— Start of Recorded information —

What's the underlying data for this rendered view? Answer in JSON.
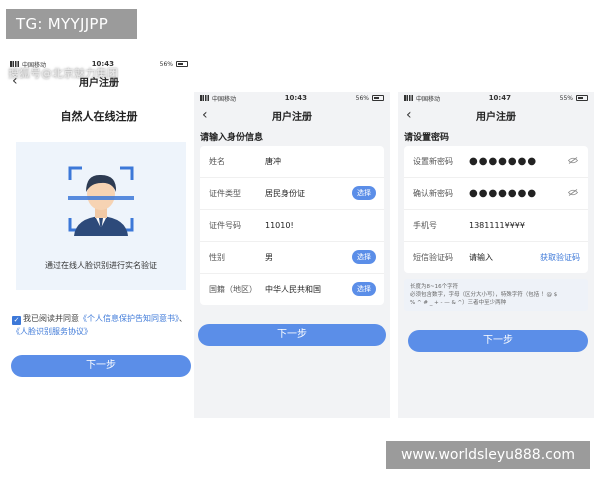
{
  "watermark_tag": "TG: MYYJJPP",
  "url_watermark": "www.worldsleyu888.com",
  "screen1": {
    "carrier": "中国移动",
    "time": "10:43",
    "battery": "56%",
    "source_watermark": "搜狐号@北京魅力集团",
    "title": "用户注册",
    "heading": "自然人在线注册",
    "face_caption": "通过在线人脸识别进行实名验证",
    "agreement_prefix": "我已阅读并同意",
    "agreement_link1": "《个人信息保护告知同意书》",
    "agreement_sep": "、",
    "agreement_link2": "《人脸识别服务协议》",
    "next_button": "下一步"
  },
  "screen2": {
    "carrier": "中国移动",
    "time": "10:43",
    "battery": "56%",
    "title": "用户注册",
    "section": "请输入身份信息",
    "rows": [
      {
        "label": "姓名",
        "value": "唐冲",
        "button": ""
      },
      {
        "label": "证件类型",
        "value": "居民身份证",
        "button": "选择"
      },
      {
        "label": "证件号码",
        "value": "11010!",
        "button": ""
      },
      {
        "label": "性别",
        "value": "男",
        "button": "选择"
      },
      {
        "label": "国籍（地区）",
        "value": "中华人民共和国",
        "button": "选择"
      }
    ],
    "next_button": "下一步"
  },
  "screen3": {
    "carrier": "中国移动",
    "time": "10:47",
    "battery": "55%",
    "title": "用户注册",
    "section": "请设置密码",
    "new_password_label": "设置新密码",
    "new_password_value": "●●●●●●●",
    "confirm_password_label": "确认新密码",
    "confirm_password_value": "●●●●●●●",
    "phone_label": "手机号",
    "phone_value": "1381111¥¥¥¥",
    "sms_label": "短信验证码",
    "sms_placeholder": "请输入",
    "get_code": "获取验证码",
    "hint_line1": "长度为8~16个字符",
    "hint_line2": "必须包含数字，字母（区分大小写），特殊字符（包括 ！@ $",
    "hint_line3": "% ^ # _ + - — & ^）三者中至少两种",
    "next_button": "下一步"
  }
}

— End of Recorded information —

The problem
Copy the data word for word. Pictures do not go in the copy.

Problem solution
What's the underlying data for this rendered view? Answer in JSON.
{
  "watermark_tag": "TG: MYYJJPP",
  "url_watermark": "www.worldsleyu888.com",
  "screen1": {
    "carrier": "中国移动",
    "time": "10:43",
    "battery": "56%",
    "source_watermark": "搜狐号@北京魅力集团",
    "title": "用户注册",
    "heading": "自然人在线注册",
    "face_caption": "通过在线人脸识别进行实名验证",
    "agreement_prefix": "我已阅读并同意",
    "agreement_link1": "《个人信息保护告知同意书》",
    "agreement_sep": "、",
    "agreement_link2": "《人脸识别服务协议》",
    "next_button": "下一步"
  },
  "screen2": {
    "carrier": "中国移动",
    "time": "10:43",
    "battery": "56%",
    "title": "用户注册",
    "section": "请输入身份信息",
    "rows": [
      {
        "label": "姓名",
        "value": "唐冲",
        "button": ""
      },
      {
        "label": "证件类型",
        "value": "居民身份证",
        "button": "选择"
      },
      {
        "label": "证件号码",
        "value": "11010!",
        "button": ""
      },
      {
        "label": "性别",
        "value": "男",
        "button": "选择"
      },
      {
        "label": "国籍（地区）",
        "value": "中华人民共和国",
        "button": "选择"
      }
    ],
    "next_button": "下一步"
  },
  "screen3": {
    "carrier": "中国移动",
    "time": "10:47",
    "battery": "55%",
    "title": "用户注册",
    "section": "请设置密码",
    "new_password_label": "设置新密码",
    "new_password_value": "●●●●●●●",
    "confirm_password_label": "确认新密码",
    "confirm_password_value": "●●●●●●●",
    "phone_label": "手机号",
    "phone_value": "1381111¥¥¥¥",
    "sms_label": "短信验证码",
    "sms_placeholder": "请输入",
    "get_code": "获取验证码",
    "hint_line1": "长度为8~16个字符",
    "hint_line2": "必须包含数字，字母（区分大小写），特殊字符（包括 ！@ $",
    "hint_line3": "% ^ # _ + - — & ^）三者中至少两种",
    "next_button": "下一步"
  }
}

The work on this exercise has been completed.